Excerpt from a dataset

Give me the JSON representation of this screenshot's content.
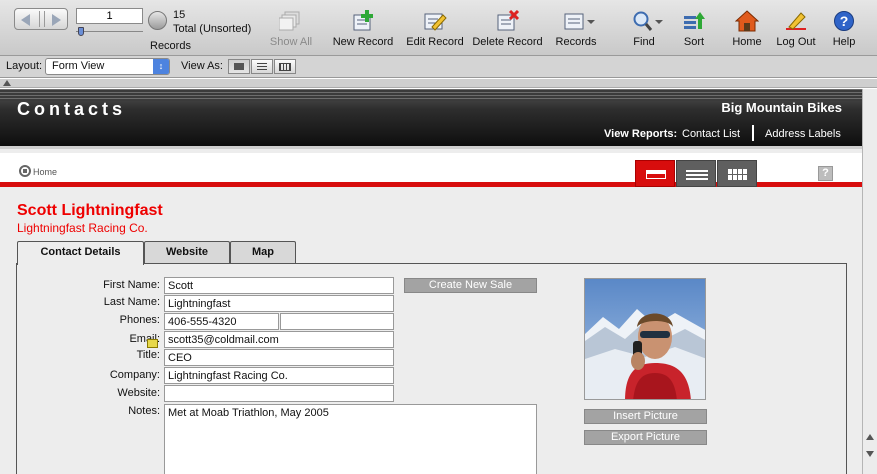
{
  "toolbar": {
    "record_number": "1",
    "record_count": "15",
    "sort_status": "Total (Unsorted)",
    "records_label": "Records",
    "buttons": {
      "show_all": "Show All",
      "new_record": "New Record",
      "edit_record": "Edit Record",
      "delete_record": "Delete Record",
      "records": "Records",
      "find": "Find",
      "sort": "Sort",
      "home": "Home",
      "log_out": "Log Out",
      "help": "Help"
    }
  },
  "layout_bar": {
    "layout_label": "Layout:",
    "layout_value": "Form View",
    "view_as_label": "View As:"
  },
  "header": {
    "title": "Contacts",
    "company": "Big Mountain Bikes",
    "view_reports_label": "View Reports:",
    "reports": [
      "Contact List",
      "Address Labels"
    ]
  },
  "nav": {
    "home_label": "Home",
    "help_glyph": "?"
  },
  "contact": {
    "name": "Scott Lightningfast",
    "company": "Lightningfast Racing Co."
  },
  "tabs": [
    "Contact Details",
    "Website",
    "Map"
  ],
  "form": {
    "labels": {
      "first_name": "First Name:",
      "last_name": "Last Name:",
      "phones": "Phones:",
      "email": "Email:",
      "title": "Title:",
      "company": "Company:",
      "website": "Website:",
      "notes": "Notes:"
    },
    "values": {
      "first_name": "Scott",
      "last_name": "Lightningfast",
      "phone1": "406-555-4320",
      "phone2": "",
      "email": "scott35@coldmail.com",
      "title": "CEO",
      "company": "Lightningfast Racing Co.",
      "website": "",
      "notes": "Met at Moab Triathlon, May 2005"
    }
  },
  "buttons": {
    "create_new_sale": "Create New Sale",
    "insert_picture": "Insert Picture",
    "export_picture": "Export Picture"
  },
  "colors": {
    "accent_red": "#d80d0d",
    "name_red": "#e00000",
    "header_dark": "#111111"
  }
}
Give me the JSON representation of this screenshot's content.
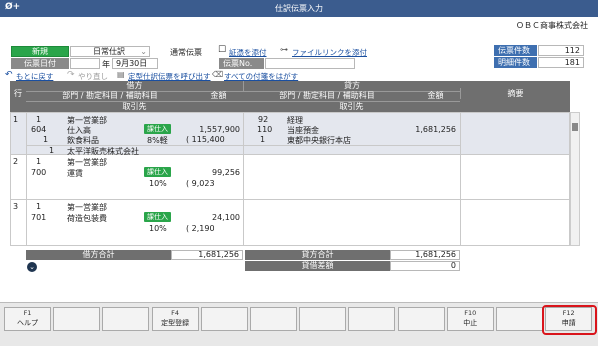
{
  "window": {
    "logo": "Ø+",
    "title": "仕訳伝票入力",
    "company": "ＯＢＣ商事株式会社"
  },
  "header": {
    "mode": "新規",
    "entry_type": "日常仕訳",
    "voucher_type": "通常伝票",
    "date_label": "伝票日付",
    "year_prefix": "年",
    "date_value": "9月30日",
    "no_label": "伝票No.",
    "no_value": "",
    "attach_evidence": "証憑を添付",
    "attach_file": "ファイルリンクを添付",
    "count_label": "伝票件数",
    "count_value": "112",
    "detail_label": "明細件数",
    "detail_value": "181"
  },
  "toolbar": {
    "undo": "もとに戻す",
    "redo": "やり直し",
    "call_template": "定型仕訳伝票を呼び出す",
    "remove_attach": "すべての付箋をはがす"
  },
  "grid": {
    "row_head": "行",
    "debit": "借方",
    "credit": "貸方",
    "dept": "部門 / 勘定科目 / 補助科目",
    "amount": "金額",
    "partner": "取引先",
    "memo": "摘要"
  },
  "rows": [
    {
      "no": "1",
      "d_code1": "1",
      "d_name1": "第一営業部",
      "d_code2": "604",
      "d_name2": "仕入高",
      "d_tag": "課仕入",
      "d_amount": "1,557,900",
      "d_code3": "1",
      "d_name3": "飲食料品",
      "d_rate": "8%軽",
      "d_tax": "( 115,400",
      "c_code1": "92",
      "c_name1": "経理",
      "c_code2": "110",
      "c_name2": "当座預金",
      "c_amount": "1,681,256",
      "c_code3": "1",
      "c_name3": "東都中央銀行本店",
      "p_code": "1",
      "p_name": "太平洋販売株式会社"
    },
    {
      "no": "2",
      "d_code1": "1",
      "d_name1": "第一営業部",
      "d_code2": "700",
      "d_name2": "運賃",
      "d_tag": "課仕入",
      "d_amount": "99,256",
      "d_rate": "10%",
      "d_tax": "( 9,023"
    },
    {
      "no": "3",
      "d_code1": "1",
      "d_name1": "第一営業部",
      "d_code2": "701",
      "d_name2": "荷造包装費",
      "d_tag": "課仕入",
      "d_amount": "24,100",
      "d_rate": "10%",
      "d_tax": "( 2,190"
    }
  ],
  "totals": {
    "debit_label": "借方合計",
    "debit_value": "1,681,256",
    "credit_label": "貸方合計",
    "credit_value": "1,681,256",
    "diff_label": "貸借差額",
    "diff_value": "0"
  },
  "fkeys": [
    {
      "key": "F1",
      "label": "ヘルプ"
    },
    {
      "key": "",
      "label": ""
    },
    {
      "key": "",
      "label": ""
    },
    {
      "key": "F4",
      "label": "定型登録"
    },
    {
      "key": "",
      "label": ""
    },
    {
      "key": "",
      "label": ""
    },
    {
      "key": "",
      "label": ""
    },
    {
      "key": "",
      "label": ""
    },
    {
      "key": "",
      "label": ""
    },
    {
      "key": "F10",
      "label": "中止"
    },
    {
      "key": "",
      "label": ""
    },
    {
      "key": "F12",
      "label": "申請"
    }
  ],
  "colors": {
    "accent": "#2aa54a",
    "highlight": "#d9141b",
    "titlebar": "#3b5c8e"
  }
}
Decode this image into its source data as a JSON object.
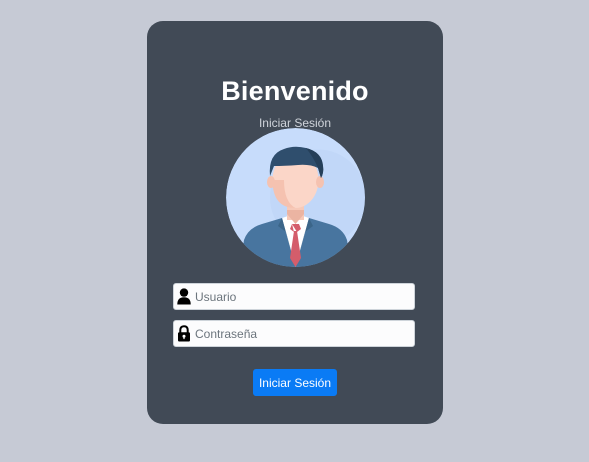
{
  "login": {
    "title": "Bienvenido",
    "subtitle": "Iniciar Sesión",
    "avatar_icon": "businessman-avatar-icon",
    "username": {
      "icon": "user-icon",
      "placeholder": "Usuario",
      "value": ""
    },
    "password": {
      "icon": "lock-icon",
      "placeholder": "Contraseña",
      "value": ""
    },
    "submit_label": "Iniciar Sesión"
  },
  "colors": {
    "background": "#c6cad5",
    "card": "#414a56",
    "button": "#0a7bf5",
    "input": "#fcfcfd"
  }
}
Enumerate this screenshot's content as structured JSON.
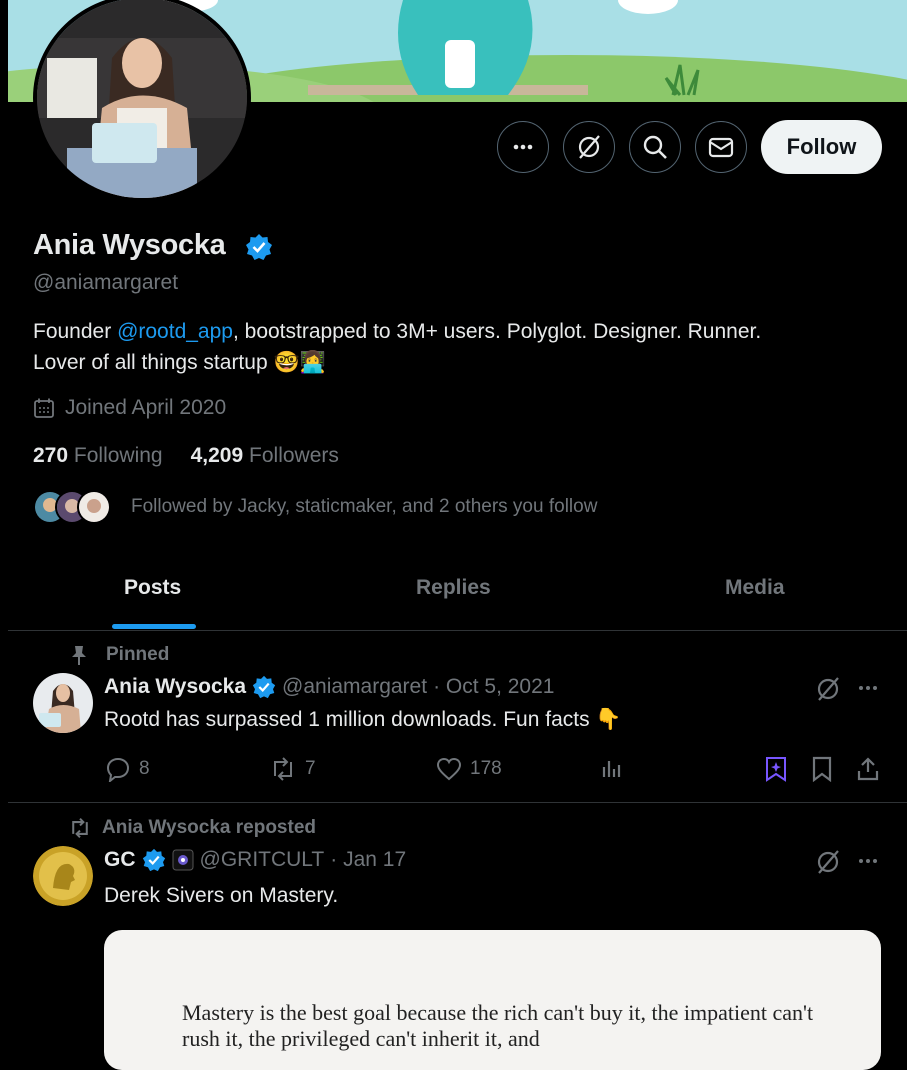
{
  "profile": {
    "display_name": "Ania Wysocka",
    "handle": "@aniamargaret",
    "bio_prefix": "Founder ",
    "bio_link": "@rootd_app",
    "bio_suffix": ", bootstrapped to 3M+ users. Polyglot. Designer. Runner.",
    "bio_line2": "Lover of all things startup 🤓👩‍💻",
    "joined": "Joined April 2020",
    "following_count": "270",
    "following_label": "Following",
    "followers_count": "4,209",
    "followers_label": "Followers",
    "followed_by": "Followed by Jacky, staticmaker, and 2 others you follow"
  },
  "actions": {
    "follow_label": "Follow"
  },
  "tabs": [
    {
      "label": "Posts"
    },
    {
      "label": "Replies"
    },
    {
      "label": "Media"
    }
  ],
  "tweets": [
    {
      "context": "Pinned",
      "name": "Ania Wysocka",
      "handle": "@aniamargaret",
      "date": "· Oct 5, 2021",
      "text": "Rootd has surpassed 1 million downloads. Fun facts 👇",
      "replies": "8",
      "reposts": "7",
      "likes": "178"
    },
    {
      "context": "Ania Wysocka reposted",
      "name": "GC",
      "handle": "@GRITCULT",
      "date": "· Jan 17",
      "text": "Derek Sivers on Mastery.",
      "quote_text": "Mastery is the best goal because the rich can't buy it, the impatient can't rush it, the privileged can't inherit it, and"
    }
  ],
  "colors": {
    "accent": "#1d9bf0",
    "background": "#000000",
    "text": "#e7e9ea",
    "muted": "#71767b",
    "border": "#2f3336",
    "follow_bg": "#eff3f4"
  },
  "icons": [
    "more-icon",
    "grok-icon",
    "search-icon",
    "message-icon",
    "verified-icon",
    "calendar-icon",
    "pin-icon",
    "reply-icon",
    "repost-icon",
    "like-icon",
    "views-icon",
    "grok-bookmark-icon",
    "bookmark-icon",
    "share-icon"
  ]
}
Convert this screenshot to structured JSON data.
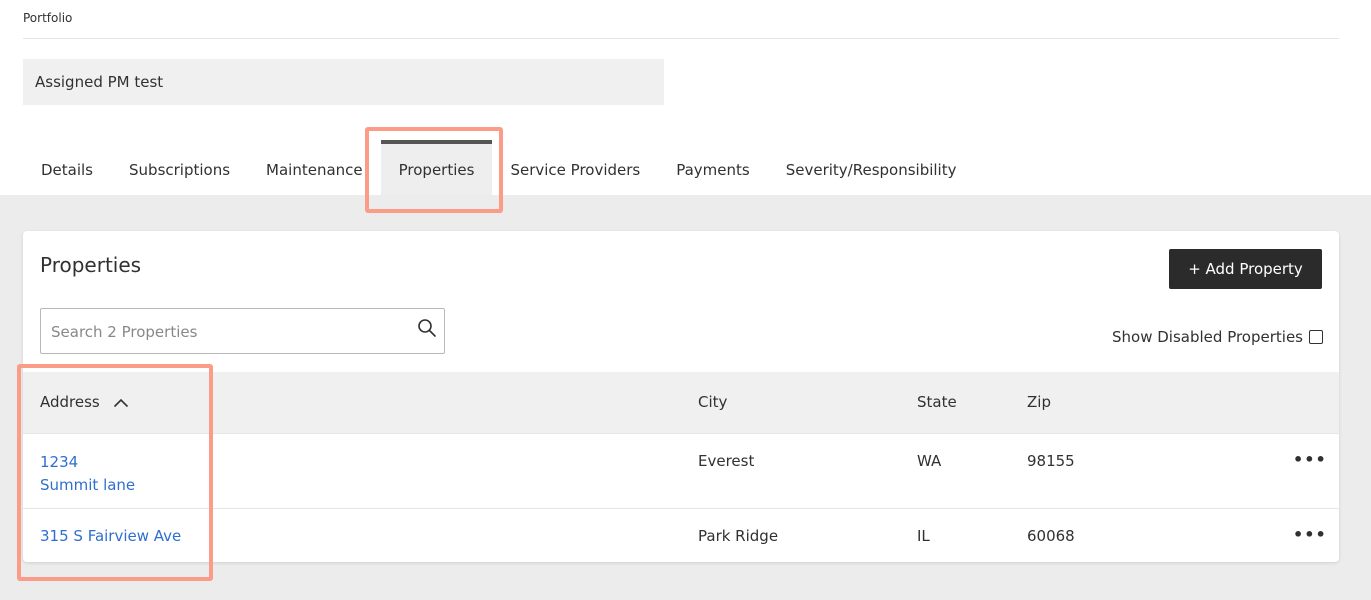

§ **Direction**: Transcribe the full listing above exactly as it stands, minus the pictures.

§ **Written answer**:
Give me the JSON representation of this screenshot's content.
{
  "toolbar": {
    "record_number": "1",
    "record_count": "15",
    "sort_status": "Total (Unsorted)",
    "records_label": "Records",
    "buttons": {
      "show_all": "Show All",
      "new_record": "New Record",
      "edit_record": "Edit Record",
      "delete_record": "Delete Record",
      "records": "Records",
      "find": "Find",
      "sort": "Sort",
      "home": "Home",
      "log_out": "Log Out",
      "help": "Help"
    }
  },
  "layout_bar": {
    "layout_label": "Layout:",
    "layout_value": "Form View",
    "view_as_label": "View As:"
  },
  "header": {
    "title": "Contacts",
    "company": "Big Mountain Bikes",
    "view_reports_label": "View Reports:",
    "reports": [
      "Contact List",
      "Address Labels"
    ]
  },
  "nav": {
    "home_label": "Home",
    "help_glyph": "?"
  },
  "contact": {
    "name": "Scott Lightningfast",
    "company": "Lightningfast Racing Co."
  },
  "tabs": [
    "Contact Details",
    "Website",
    "Map"
  ],
  "form": {
    "labels": {
      "first_name": "First Name:",
      "last_name": "Last Name:",
      "phones": "Phones:",
      "email": "Email:",
      "title": "Title:",
      "company": "Company:",
      "website": "Website:",
      "notes": "Notes:"
    },
    "values": {
      "first_name": "Scott",
      "last_name": "Lightningfast",
      "phone1": "406-555-4320",
      "phone2": "",
      "email": "scott35@coldmail.com",
      "title": "CEO",
      "company": "Lightningfast Racing Co.",
      "website": "",
      "notes": "Met at Moab Triathlon, May 2005"
    }
  },
  "buttons": {
    "create_new_sale": "Create New Sale",
    "insert_picture": "Insert Picture",
    "export_picture": "Export Picture"
  },
  "colors": {
    "accent_red": "#d80d0d",
    "name_red": "#e00000",
    "header_dark": "#111111"
  }
}
Give me the JSON representation of this screenshot's content.
{
  "window": {
    "logo": "Ø+",
    "title": "仕訳伝票入力",
    "company": "ＯＢＣ商事株式会社"
  },
  "header": {
    "mode": "新規",
    "entry_type": "日常仕訳",
    "voucher_type": "通常伝票",
    "date_label": "伝票日付",
    "year_prefix": "年",
    "date_value": "9月30日",
    "no_label": "伝票No.",
    "no_value": "",
    "attach_evidence": "証憑を添付",
    "attach_file": "ファイルリンクを添付",
    "count_label": "伝票件数",
    "count_value": "112",
    "detail_label": "明細件数",
    "detail_value": "181"
  },
  "toolbar": {
    "undo": "もとに戻す",
    "redo": "やり直し",
    "call_template": "定型仕訳伝票を呼び出す",
    "remove_attach": "すべての付箋をはがす"
  },
  "grid": {
    "row_head": "行",
    "debit": "借方",
    "credit": "貸方",
    "dept": "部門 / 勘定科目 / 補助科目",
    "amount": "金額",
    "partner": "取引先",
    "memo": "摘要"
  },
  "rows": [
    {
      "no": "1",
      "d_code1": "1",
      "d_name1": "第一営業部",
      "d_code2": "604",
      "d_name2": "仕入高",
      "d_tag": "課仕入",
      "d_amount": "1,557,900",
      "d_code3": "1",
      "d_name3": "飲食料品",
      "d_rate": "8%軽",
      "d_tax": "( 115,400",
      "c_code1": "92",
      "c_name1": "経理",
      "c_code2": "110",
      "c_name2": "当座預金",
      "c_amount": "1,681,256",
      "c_code3": "1",
      "c_name3": "東都中央銀行本店",
      "p_code": "1",
      "p_name": "太平洋販売株式会社"
    },
    {
      "no": "2",
      "d_code1": "1",
      "d_name1": "第一営業部",
      "d_code2": "700",
      "d_name2": "運賃",
      "d_tag": "課仕入",
      "d_amount": "99,256",
      "d_rate": "10%",
      "d_tax": "( 9,023"
    },
    {
      "no": "3",
      "d_code1": "1",
      "d_name1": "第一営業部",
      "d_code2": "701",
      "d_name2": "荷造包装費",
      "d_tag": "課仕入",
      "d_amount": "24,100",
      "d_rate": "10%",
      "d_tax": "( 2,190"
    }
  ],
  "totals": {
    "debit_label": "借方合計",
    "debit_value": "1,681,256",
    "credit_label": "貸方合計",
    "credit_value": "1,681,256",
    "diff_label": "貸借差額",
    "diff_value": "0"
  },
  "fkeys": [
    {
      "key": "F1",
      "label": "ヘルプ"
    },
    {
      "key": "",
      "label": ""
    },
    {
      "key": "",
      "label": ""
    },
    {
      "key": "F4",
      "label": "定型登録"
    },
    {
      "key": "",
      "label": ""
    },
    {
      "key": "",
      "label": ""
    },
    {
      "key": "",
      "label": ""
    },
    {
      "key": "",
      "label": ""
    },
    {
      "key": "",
      "label": ""
    },
    {
      "key": "F10",
      "label": "中止"
    },
    {
      "key": "",
      "label": ""
    },
    {
      "key": "F12",
      "label": "申請"
    }
  ],
  "colors": {
    "accent": "#2aa54a",
    "highlight": "#d9141b",
    "titlebar": "#3b5c8e"
  }
}
Decode this image into its source data as a JSON object.
{
  "login": {
    "title": "Bienvenido",
    "subtitle": "Iniciar Sesión",
    "avatar_icon": "businessman-avatar-icon",
    "username": {
      "icon": "user-icon",
      "placeholder": "Usuario",
      "value": ""
    },
    "password": {
      "icon": "lock-icon",
      "placeholder": "Contraseña",
      "value": ""
    },
    "submit_label": "Iniciar Sesión"
  },
  "colors": {
    "background": "#c6cad5",
    "card": "#414a56",
    "button": "#0a7bf5",
    "input": "#fcfcfd"
  }
}
Enumerate this screenshot's content as structured JSON.
{
  "profile": {
    "display_name": "Ania Wysocka",
    "handle": "@aniamargaret",
    "bio_prefix": "Founder ",
    "bio_link": "@rootd_app",
    "bio_suffix": ", bootstrapped to 3M+ users. Polyglot. Designer. Runner.",
    "bio_line2": "Lover of all things startup 🤓👩‍💻",
    "joined": "Joined April 2020",
    "following_count": "270",
    "following_label": "Following",
    "followers_count": "4,209",
    "followers_label": "Followers",
    "followed_by": "Followed by Jacky, staticmaker, and 2 others you follow"
  },
  "actions": {
    "follow_label": "Follow"
  },
  "tabs": [
    {
      "label": "Posts"
    },
    {
      "label": "Replies"
    },
    {
      "label": "Media"
    }
  ],
  "tweets": [
    {
      "context": "Pinned",
      "name": "Ania Wysocka",
      "handle": "@aniamargaret",
      "date": "· Oct 5, 2021",
      "text": "Rootd has surpassed 1 million downloads. Fun facts 👇",
      "replies": "8",
      "reposts": "7",
      "likes": "178"
    },
    {
      "context": "Ania Wysocka reposted",
      "name": "GC",
      "handle": "@GRITCULT",
      "date": "· Jan 17",
      "text": "Derek Sivers on Mastery.",
      "quote_text": "Mastery is the best goal because the rich can't buy it, the impatient can't rush it, the privileged can't inherit it, and"
    }
  ],
  "colors": {
    "accent": "#1d9bf0",
    "background": "#000000",
    "text": "#e7e9ea",
    "muted": "#71767b",
    "border": "#2f3336",
    "follow_bg": "#eff3f4"
  },
  "icons": [
    "more-icon",
    "grok-icon",
    "search-icon",
    "message-icon",
    "verified-icon",
    "calendar-icon",
    "pin-icon",
    "reply-icon",
    "repost-icon",
    "like-icon",
    "views-icon",
    "grok-bookmark-icon",
    "bookmark-icon",
    "share-icon"
  ]
}
Convert this screenshot to structured JSON data.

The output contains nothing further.